Extracts from a graphics dataset
╔══

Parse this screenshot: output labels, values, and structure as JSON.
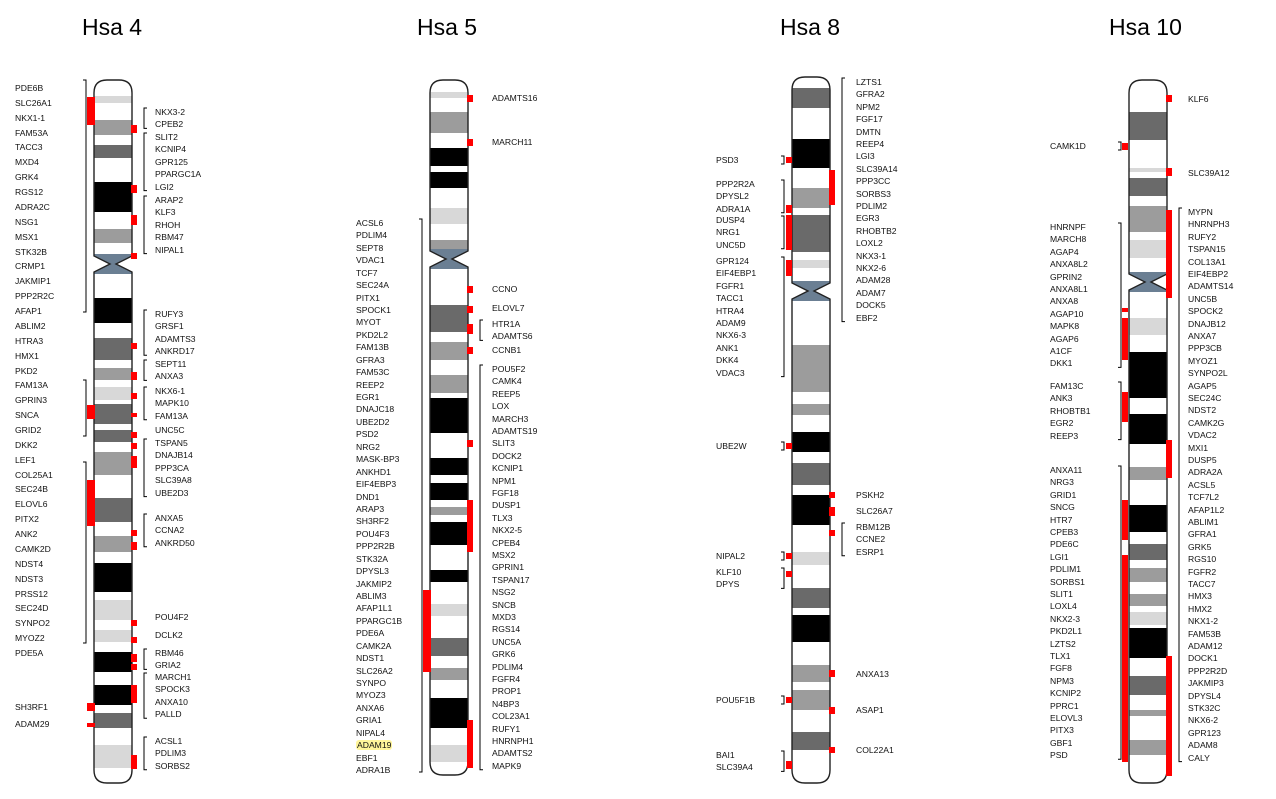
{
  "colors": {
    "black": "#000000",
    "dark": "#6a6a6a",
    "mid": "#9c9c9c",
    "light": "#d8d8d8",
    "white": "#ffffff",
    "centromere": "#6b7f93",
    "marker": "#ff0000",
    "highlight": "#fff59a"
  },
  "chromosomes": [
    {
      "id": "hsa4",
      "title": "Hsa 4",
      "left_genes": [
        "PDE6B",
        "SLC26A1",
        "NKX1-1",
        "FAM53A",
        "TACC3",
        "MXD4",
        "GRK4",
        "RGS12",
        "ADRA2C",
        "NSG1",
        "MSX1",
        "STK32B",
        "CRMP1",
        "JAKMIP1",
        "PPP2R2C",
        "AFAP1",
        "ABLIM2",
        "HTRA3",
        "HMX1",
        "PKD2",
        "FAM13A",
        "GPRIN3",
        "SNCA",
        "GRID2",
        "DKK2",
        "LEF1",
        "COL25A1",
        "SEC24B",
        "ELOVL6",
        "PITX2",
        "ANK2",
        "CAMK2D",
        "NDST4",
        "NDST3",
        "PRSS12",
        "SEC24D",
        "SYNPO2",
        "MYOZ2",
        "PDE5A",
        "SH3RF1",
        "ADAM29"
      ],
      "right_genes": [
        "NKX3-2",
        "CPEB2",
        "SLIT2",
        "KCNIP4",
        "GPR125",
        "PPARGC1A",
        "LGI2",
        "ARAP2",
        "KLF3",
        "RHOH",
        "RBM47",
        "NIPAL1",
        "RUFY3",
        "GRSF1",
        "ADAMTS3",
        "ANKRD17",
        "SEPT11",
        "ANXA3",
        "NKX6-1",
        "MAPK10",
        "FAM13A",
        "UNC5C",
        "TSPAN5",
        "DNAJB14",
        "PPP3CA",
        "SLC39A8",
        "UBE2D3",
        "ANXA5",
        "CCNA2",
        "ANKRD50",
        "POU4F2",
        "DCLK2",
        "RBM46",
        "GRIA2",
        "MARCH1",
        "SPOCK3",
        "ANXA10",
        "PALLD",
        "ACSL1",
        "PDLIM3",
        "SORBS2"
      ]
    },
    {
      "id": "hsa5",
      "title": "Hsa 5",
      "left_genes": [
        "ACSL6",
        "PDLIM4",
        "SEPT8",
        "VDAC1",
        "TCF7",
        "SEC24A",
        "PITX1",
        "SPOCK1",
        "MYOT",
        "PKD2L2",
        "FAM13B",
        "GFRA3",
        "FAM53C",
        "REEP2",
        "EGR1",
        "DNAJC18",
        "UBE2D2",
        "PSD2",
        "NRG2",
        "MASK-BP3",
        "ANKHD1",
        "EIF4EBP3",
        "DND1",
        "ARAP3",
        "SH3RF2",
        "POU4F3",
        "PPP2R2B",
        "STK32A",
        "DPYSL3",
        "JAKMIP2",
        "ABLIM3",
        "AFAP1L1",
        "PPARGC1B",
        "PDE6A",
        "CAMK2A",
        "NDST1",
        "SLC26A2",
        "SYNPO",
        "MYOZ3",
        "ANXA6",
        "GRIA1",
        "NIPAL4",
        "ADAM19",
        "EBF1",
        "ADRA1B"
      ],
      "right_genes": [
        "ADAMTS16",
        "MARCH11",
        "CCNO",
        "ELOVL7",
        "HTR1A",
        "ADAMTS6",
        "CCNB1",
        "POU5F2",
        "CAMK4",
        "REEP5",
        "LOX",
        "MARCH3",
        "ADAMTS19",
        "SLIT3",
        "DOCK2",
        "KCNIP1",
        "NPM1",
        "FGF18",
        "DUSP1",
        "TLX3",
        "NKX2-5",
        "CPEB4",
        "MSX2",
        "GPRIN1",
        "TSPAN17",
        "NSG2",
        "SNCB",
        "MXD3",
        "RGS14",
        "UNC5A",
        "GRK6",
        "PDLIM4",
        "FGFR4",
        "PROP1",
        "N4BP3",
        "COL23A1",
        "RUFY1",
        "HNRNPH1",
        "ADAMTS2",
        "MAPK9"
      ]
    },
    {
      "id": "hsa8",
      "title": "Hsa 8",
      "left_genes": [
        "PSD3",
        "PPP2R2A",
        "DPYSL2",
        "ADRA1A",
        "DUSP4",
        "NRG1",
        "UNC5D",
        "GPR124",
        "EIF4EBP1",
        "FGFR1",
        "TACC1",
        "HTRA4",
        "ADAM9",
        "NKX6-3",
        "ANK1",
        "DKK4",
        "VDAC3",
        "UBE2W",
        "NIPAL2",
        "KLF10",
        "DPYS",
        "POU5F1B",
        "BAI1",
        "SLC39A4"
      ],
      "right_genes": [
        "LZTS1",
        "GFRA2",
        "NPM2",
        "FGF17",
        "DMTN",
        "REEP4",
        "LGI3",
        "SLC39A14",
        "PPP3CC",
        "SORBS3",
        "PDLIM2",
        "EGR3",
        "RHOBTB2",
        "LOXL2",
        "NKX3-1",
        "NKX2-6",
        "ADAM28",
        "ADAM7",
        "DOCK5",
        "EBF2",
        "PSKH2",
        "SLC26A7",
        "RBM12B",
        "CCNE2",
        "ESRP1",
        "ANXA13",
        "ASAP1",
        "COL22A1"
      ]
    },
    {
      "id": "hsa10",
      "title": "Hsa 10",
      "left_genes": [
        "CAMK1D",
        "HNRNPF",
        "MARCH8",
        "AGAP4",
        "ANXA8L2",
        "GPRIN2",
        "ANXA8L1",
        "ANXA8",
        "AGAP10",
        "MAPK8",
        "AGAP6",
        "A1CF",
        "DKK1",
        "FAM13C",
        "ANK3",
        "RHOBTB1",
        "EGR2",
        "REEP3",
        "ANXA11",
        "NRG3",
        "GRID1",
        "SNCG",
        "HTR7",
        "CPEB3",
        "PDE6C",
        "LGI1",
        "PDLIM1",
        "SORBS1",
        "SLIT1",
        "LOXL4",
        "NKX2-3",
        "PKD2L1",
        "LZTS2",
        "TLX1",
        "FGF8",
        "NPM3",
        "KCNIP2",
        "PPRC1",
        "ELOVL3",
        "PITX3",
        "GBF1",
        "PSD"
      ],
      "right_genes": [
        "KLF6",
        "SLC39A12",
        "MYPN",
        "HNRNPH3",
        "RUFY2",
        "TSPAN15",
        "COL13A1",
        "EIF4EBP2",
        "ADAMTS14",
        "UNC5B",
        "SPOCK2",
        "DNAJB12",
        "ANXA7",
        "PPP3CB",
        "MYOZ1",
        "SYNPO2L",
        "AGAP5",
        "SEC24C",
        "NDST2",
        "CAMK2G",
        "VDAC2",
        "MXI1",
        "DUSP5",
        "ADRA2A",
        "ACSL5",
        "TCF7L2",
        "AFAP1L2",
        "ABLIM1",
        "GFRA1",
        "GRK5",
        "RGS10",
        "FGFR2",
        "TACC7",
        "HMX3",
        "HMX2",
        "NKX1-2",
        "FAM53B",
        "ADAM12",
        "DOCK1",
        "PPP2R2D",
        "JAKMIP3",
        "DPYSL4",
        "STK32C",
        "NKX6-2",
        "GPR123",
        "ADAM8",
        "CALY"
      ]
    }
  ]
}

╚══

**Task to carry out**. Your task is to copy the entries in full and exactly, without any images.

**Task solution**.
Parse this screenshot: output labels, values, and structure as JSON.
{
  "colors": {
    "black": "#000000",
    "dark": "#6a6a6a",
    "mid": "#9c9c9c",
    "light": "#d8d8d8",
    "white": "#ffffff",
    "centromere": "#6b7f93",
    "marker": "#ff0000",
    "highlight": "#fff59a"
  },
  "chromosomes": [
    {
      "id": "hsa4",
      "title": "Hsa 4",
      "left_genes": [
        "PDE6B",
        "SLC26A1",
        "NKX1-1",
        "FAM53A",
        "TACC3",
        "MXD4",
        "GRK4",
        "RGS12",
        "ADRA2C",
        "NSG1",
        "MSX1",
        "STK32B",
        "CRMP1",
        "JAKMIP1",
        "PPP2R2C",
        "AFAP1",
        "ABLIM2",
        "HTRA3",
        "HMX1",
        "PKD2",
        "FAM13A",
        "GPRIN3",
        "SNCA",
        "GRID2",
        "DKK2",
        "LEF1",
        "COL25A1",
        "SEC24B",
        "ELOVL6",
        "PITX2",
        "ANK2",
        "CAMK2D",
        "NDST4",
        "NDST3",
        "PRSS12",
        "SEC24D",
        "SYNPO2",
        "MYOZ2",
        "PDE5A",
        "SH3RF1",
        "ADAM29"
      ],
      "right_genes": [
        "NKX3-2",
        "CPEB2",
        "SLIT2",
        "KCNIP4",
        "GPR125",
        "PPARGC1A",
        "LGI2",
        "ARAP2",
        "KLF3",
        "RHOH",
        "RBM47",
        "NIPAL1",
        "RUFY3",
        "GRSF1",
        "ADAMTS3",
        "ANKRD17",
        "SEPT11",
        "ANXA3",
        "NKX6-1",
        "MAPK10",
        "FAM13A",
        "UNC5C",
        "TSPAN5",
        "DNAJB14",
        "PPP3CA",
        "SLC39A8",
        "UBE2D3",
        "ANXA5",
        "CCNA2",
        "ANKRD50",
        "POU4F2",
        "DCLK2",
        "RBM46",
        "GRIA2",
        "MARCH1",
        "SPOCK3",
        "ANXA10",
        "PALLD",
        "ACSL1",
        "PDLIM3",
        "SORBS2"
      ]
    },
    {
      "id": "hsa5",
      "title": "Hsa 5",
      "left_genes": [
        "ACSL6",
        "PDLIM4",
        "SEPT8",
        "VDAC1",
        "TCF7",
        "SEC24A",
        "PITX1",
        "SPOCK1",
        "MYOT",
        "PKD2L2",
        "FAM13B",
        "GFRA3",
        "FAM53C",
        "REEP2",
        "EGR1",
        "DNAJC18",
        "UBE2D2",
        "PSD2",
        "NRG2",
        "MASK-BP3",
        "ANKHD1",
        "EIF4EBP3",
        "DND1",
        "ARAP3",
        "SH3RF2",
        "POU4F3",
        "PPP2R2B",
        "STK32A",
        "DPYSL3",
        "JAKMIP2",
        "ABLIM3",
        "AFAP1L1",
        "PPARGC1B",
        "PDE6A",
        "CAMK2A",
        "NDST1",
        "SLC26A2",
        "SYNPO",
        "MYOZ3",
        "ANXA6",
        "GRIA1",
        "NIPAL4",
        "ADAM19",
        "EBF1",
        "ADRA1B"
      ],
      "right_genes": [
        "ADAMTS16",
        "MARCH11",
        "CCNO",
        "ELOVL7",
        "HTR1A",
        "ADAMTS6",
        "CCNB1",
        "POU5F2",
        "CAMK4",
        "REEP5",
        "LOX",
        "MARCH3",
        "ADAMTS19",
        "SLIT3",
        "DOCK2",
        "KCNIP1",
        "NPM1",
        "FGF18",
        "DUSP1",
        "TLX3",
        "NKX2-5",
        "CPEB4",
        "MSX2",
        "GPRIN1",
        "TSPAN17",
        "NSG2",
        "SNCB",
        "MXD3",
        "RGS14",
        "UNC5A",
        "GRK6",
        "PDLIM4",
        "FGFR4",
        "PROP1",
        "N4BP3",
        "COL23A1",
        "RUFY1",
        "HNRNPH1",
        "ADAMTS2",
        "MAPK9"
      ]
    },
    {
      "id": "hsa8",
      "title": "Hsa 8",
      "left_genes": [
        "PSD3",
        "PPP2R2A",
        "DPYSL2",
        "ADRA1A",
        "DUSP4",
        "NRG1",
        "UNC5D",
        "GPR124",
        "EIF4EBP1",
        "FGFR1",
        "TACC1",
        "HTRA4",
        "ADAM9",
        "NKX6-3",
        "ANK1",
        "DKK4",
        "VDAC3",
        "UBE2W",
        "NIPAL2",
        "KLF10",
        "DPYS",
        "POU5F1B",
        "BAI1",
        "SLC39A4"
      ],
      "right_genes": [
        "LZTS1",
        "GFRA2",
        "NPM2",
        "FGF17",
        "DMTN",
        "REEP4",
        "LGI3",
        "SLC39A14",
        "PPP3CC",
        "SORBS3",
        "PDLIM2",
        "EGR3",
        "RHOBTB2",
        "LOXL2",
        "NKX3-1",
        "NKX2-6",
        "ADAM28",
        "ADAM7",
        "DOCK5",
        "EBF2",
        "PSKH2",
        "SLC26A7",
        "RBM12B",
        "CCNE2",
        "ESRP1",
        "ANXA13",
        "ASAP1",
        "COL22A1"
      ]
    },
    {
      "id": "hsa10",
      "title": "Hsa 10",
      "left_genes": [
        "CAMK1D",
        "HNRNPF",
        "MARCH8",
        "AGAP4",
        "ANXA8L2",
        "GPRIN2",
        "ANXA8L1",
        "ANXA8",
        "AGAP10",
        "MAPK8",
        "AGAP6",
        "A1CF",
        "DKK1",
        "FAM13C",
        "ANK3",
        "RHOBTB1",
        "EGR2",
        "REEP3",
        "ANXA11",
        "NRG3",
        "GRID1",
        "SNCG",
        "HTR7",
        "CPEB3",
        "PDE6C",
        "LGI1",
        "PDLIM1",
        "SORBS1",
        "SLIT1",
        "LOXL4",
        "NKX2-3",
        "PKD2L1",
        "LZTS2",
        "TLX1",
        "FGF8",
        "NPM3",
        "KCNIP2",
        "PPRC1",
        "ELOVL3",
        "PITX3",
        "GBF1",
        "PSD"
      ],
      "right_genes": [
        "KLF6",
        "SLC39A12",
        "MYPN",
        "HNRNPH3",
        "RUFY2",
        "TSPAN15",
        "COL13A1",
        "EIF4EBP2",
        "ADAMTS14",
        "UNC5B",
        "SPOCK2",
        "DNAJB12",
        "ANXA7",
        "PPP3CB",
        "MYOZ1",
        "SYNPO2L",
        "AGAP5",
        "SEC24C",
        "NDST2",
        "CAMK2G",
        "VDAC2",
        "MXI1",
        "DUSP5",
        "ADRA2A",
        "ACSL5",
        "TCF7L2",
        "AFAP1L2",
        "ABLIM1",
        "GFRA1",
        "GRK5",
        "RGS10",
        "FGFR2",
        "TACC7",
        "HMX3",
        "HMX2",
        "NKX1-2",
        "FAM53B",
        "ADAM12",
        "DOCK1",
        "PPP2R2D",
        "JAKMIP3",
        "DPYSL4",
        "STK32C",
        "NKX6-2",
        "GPR123",
        "ADAM8",
        "CALY"
      ]
    }
  ]
}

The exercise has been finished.